■ **SHORT EXERCISE**
Search the records for "symbol". Copy every line where it appears.

■ **DATA SHOWN**
____

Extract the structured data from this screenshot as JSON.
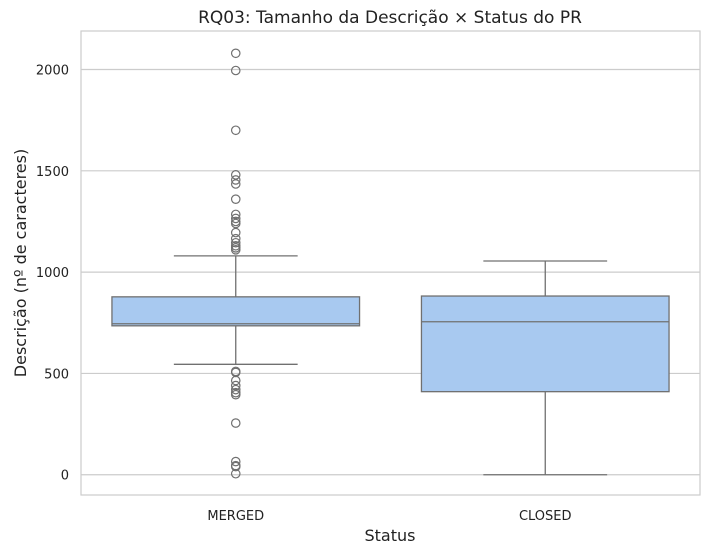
{
  "chart_data": {
    "type": "box",
    "title": "RQ03: Tamanho da Descrição × Status do PR",
    "xlabel": "Status",
    "ylabel": "Descrição (nº de caracteres)",
    "categories": [
      "MERGED",
      "CLOSED"
    ],
    "ylim": [
      -100,
      2190
    ],
    "yticks": [
      0,
      500,
      1000,
      1500,
      2000
    ],
    "grid": "horizontal",
    "box_color": "#a8c9f0",
    "line_color": "#707070",
    "boxes": [
      {
        "category": "MERGED",
        "whisker_low": 545,
        "q1": 735,
        "median": 745,
        "q3": 878,
        "whisker_high": 1080,
        "outliers": [
          2080,
          1995,
          1700,
          1480,
          1455,
          1435,
          1360,
          1285,
          1265,
          1250,
          1240,
          1195,
          1165,
          1145,
          1130,
          1120,
          1110,
          510,
          505,
          465,
          440,
          420,
          405,
          395,
          255,
          65,
          45,
          40,
          5
        ]
      },
      {
        "category": "CLOSED",
        "whisker_low": 0,
        "q1": 410,
        "median": 755,
        "q3": 882,
        "whisker_high": 1055,
        "outliers": []
      }
    ]
  }
}
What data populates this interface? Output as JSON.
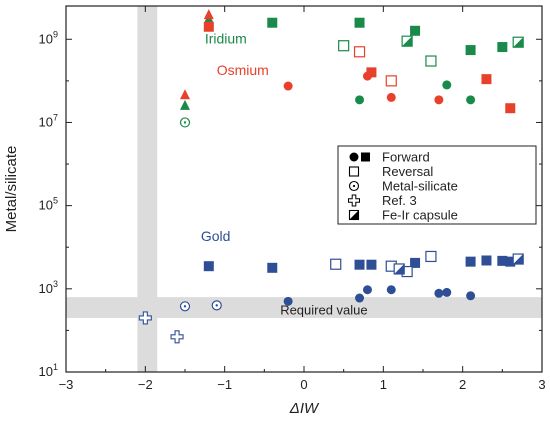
{
  "colors": {
    "iridium": "#1a8a4a",
    "osmium": "#e8402a",
    "gold": "#2e4f96",
    "band": "#dcdcdc",
    "axis": "#231f20"
  },
  "chart_data": {
    "type": "scatter",
    "xlabel": "ΔIW",
    "ylabel": "Metal/silicate",
    "xlim": [
      -3,
      3
    ],
    "ylim_log10": [
      1,
      9.8
    ],
    "y_scale": "log",
    "x_ticks": [
      -3,
      -2,
      -1,
      0,
      1,
      2,
      3
    ],
    "x_tick_labels": [
      "−3",
      "−2",
      "−1",
      "0",
      "1",
      "2",
      "3"
    ],
    "y_ticks_log10": [
      1,
      3,
      5,
      7,
      9
    ],
    "y_tick_base": "10",
    "required_band": {
      "label": "Required value",
      "y_log10_range": [
        2.3,
        2.8
      ]
    },
    "vertical_band": {
      "x_range": [
        -2.1,
        -1.85
      ]
    },
    "series_labels": {
      "iridium": "Iridium",
      "osmium": "Osmium",
      "gold": "Gold"
    },
    "legend": {
      "placement": "center-right",
      "entries": [
        {
          "symbol": "filled-circle-square",
          "label": "Forward"
        },
        {
          "symbol": "open-square",
          "label": "Reversal"
        },
        {
          "symbol": "dotted-circle",
          "label": "Metal-silicate"
        },
        {
          "symbol": "open-cross",
          "label": "Ref. 3"
        },
        {
          "symbol": "half-filled-square",
          "label": "Fe-Ir capsule"
        }
      ]
    },
    "series": [
      {
        "element": "iridium",
        "points": [
          {
            "x": -0.4,
            "y": 2500000000.0,
            "marker": "square",
            "fill": "filled"
          },
          {
            "x": 0.7,
            "y": 2500000000.0,
            "marker": "square",
            "fill": "filled"
          },
          {
            "x": 1.4,
            "y": 1600000000.0,
            "marker": "square",
            "fill": "filled"
          },
          {
            "x": 2.1,
            "y": 550000000.0,
            "marker": "square",
            "fill": "filled"
          },
          {
            "x": 2.5,
            "y": 650000000.0,
            "marker": "square",
            "fill": "filled"
          },
          {
            "x": 0.5,
            "y": 700000000.0,
            "marker": "square",
            "fill": "open"
          },
          {
            "x": 1.6,
            "y": 300000000.0,
            "marker": "square",
            "fill": "open"
          },
          {
            "x": 1.3,
            "y": 900000000.0,
            "marker": "square",
            "fill": "half"
          },
          {
            "x": 2.7,
            "y": 850000000.0,
            "marker": "square",
            "fill": "half"
          },
          {
            "x": 0.7,
            "y": 35000000.0,
            "marker": "circle",
            "fill": "filled"
          },
          {
            "x": 1.8,
            "y": 80000000.0,
            "marker": "circle",
            "fill": "filled"
          },
          {
            "x": 2.1,
            "y": 35000000.0,
            "marker": "circle",
            "fill": "filled"
          },
          {
            "x": -1.5,
            "y": 10000000.0,
            "marker": "circle",
            "fill": "dotted"
          },
          {
            "x": -1.5,
            "y": 25000000.0,
            "marker": "triangle",
            "fill": "filled"
          },
          {
            "x": -1.2,
            "y": 3000000000.0,
            "marker": "triangle",
            "fill": "filled"
          }
        ]
      },
      {
        "element": "osmium",
        "points": [
          {
            "x": -1.2,
            "y": 2000000000.0,
            "marker": "square",
            "fill": "filled"
          },
          {
            "x": 0.85,
            "y": 160000000.0,
            "marker": "square",
            "fill": "filled"
          },
          {
            "x": 2.3,
            "y": 110000000.0,
            "marker": "square",
            "fill": "filled"
          },
          {
            "x": 2.6,
            "y": 22000000.0,
            "marker": "square",
            "fill": "filled"
          },
          {
            "x": 0.7,
            "y": 500000000.0,
            "marker": "square",
            "fill": "open"
          },
          {
            "x": 1.1,
            "y": 100000000.0,
            "marker": "square",
            "fill": "open"
          },
          {
            "x": -0.2,
            "y": 75000000.0,
            "marker": "circle",
            "fill": "filled"
          },
          {
            "x": 0.8,
            "y": 130000000.0,
            "marker": "circle",
            "fill": "filled"
          },
          {
            "x": 1.1,
            "y": 40000000.0,
            "marker": "circle",
            "fill": "filled"
          },
          {
            "x": 1.7,
            "y": 35000000.0,
            "marker": "circle",
            "fill": "filled"
          },
          {
            "x": -1.5,
            "y": 45000000.0,
            "marker": "triangle",
            "fill": "filled"
          },
          {
            "x": -1.2,
            "y": 3800000000.0,
            "marker": "triangle",
            "fill": "filled"
          }
        ]
      },
      {
        "element": "gold",
        "points": [
          {
            "x": -1.2,
            "y": 3500,
            "marker": "square",
            "fill": "filled"
          },
          {
            "x": -0.4,
            "y": 3200,
            "marker": "square",
            "fill": "filled"
          },
          {
            "x": 0.7,
            "y": 3800,
            "marker": "square",
            "fill": "filled"
          },
          {
            "x": 0.85,
            "y": 3800,
            "marker": "square",
            "fill": "filled"
          },
          {
            "x": 1.4,
            "y": 4200,
            "marker": "square",
            "fill": "filled"
          },
          {
            "x": 2.1,
            "y": 4500,
            "marker": "square",
            "fill": "filled"
          },
          {
            "x": 2.3,
            "y": 4800,
            "marker": "square",
            "fill": "filled"
          },
          {
            "x": 2.5,
            "y": 4700,
            "marker": "square",
            "fill": "filled"
          },
          {
            "x": 2.6,
            "y": 4500,
            "marker": "square",
            "fill": "filled"
          },
          {
            "x": 0.4,
            "y": 3900,
            "marker": "square",
            "fill": "open"
          },
          {
            "x": 1.1,
            "y": 3500,
            "marker": "square",
            "fill": "open"
          },
          {
            "x": 1.3,
            "y": 2600,
            "marker": "square",
            "fill": "open"
          },
          {
            "x": 1.6,
            "y": 6000,
            "marker": "square",
            "fill": "open"
          },
          {
            "x": 1.2,
            "y": 3000,
            "marker": "square",
            "fill": "half"
          },
          {
            "x": 2.7,
            "y": 5200,
            "marker": "square",
            "fill": "half"
          },
          {
            "x": -0.2,
            "y": 500,
            "marker": "circle",
            "fill": "filled"
          },
          {
            "x": 0.7,
            "y": 600,
            "marker": "circle",
            "fill": "filled"
          },
          {
            "x": 0.8,
            "y": 950,
            "marker": "circle",
            "fill": "filled"
          },
          {
            "x": 1.1,
            "y": 950,
            "marker": "circle",
            "fill": "filled"
          },
          {
            "x": 1.7,
            "y": 780,
            "marker": "circle",
            "fill": "filled"
          },
          {
            "x": 1.8,
            "y": 820,
            "marker": "circle",
            "fill": "filled"
          },
          {
            "x": 2.1,
            "y": 680,
            "marker": "circle",
            "fill": "filled"
          },
          {
            "x": -1.5,
            "y": 380,
            "marker": "circle",
            "fill": "dotted"
          },
          {
            "x": -1.1,
            "y": 400,
            "marker": "circle",
            "fill": "dotted"
          },
          {
            "x": -2.0,
            "y": 200,
            "marker": "cross",
            "fill": "open"
          },
          {
            "x": -1.6,
            "y": 70,
            "marker": "cross",
            "fill": "open"
          }
        ]
      }
    ]
  }
}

____

■ **EXERCISE SOLUTION**
          "symbol": "filled-circle-square",
          "symbol": "open-square",
          "symbol": "dotted-circle",
          "symbol": "open-cross",
          "symbol": "half-filled-square",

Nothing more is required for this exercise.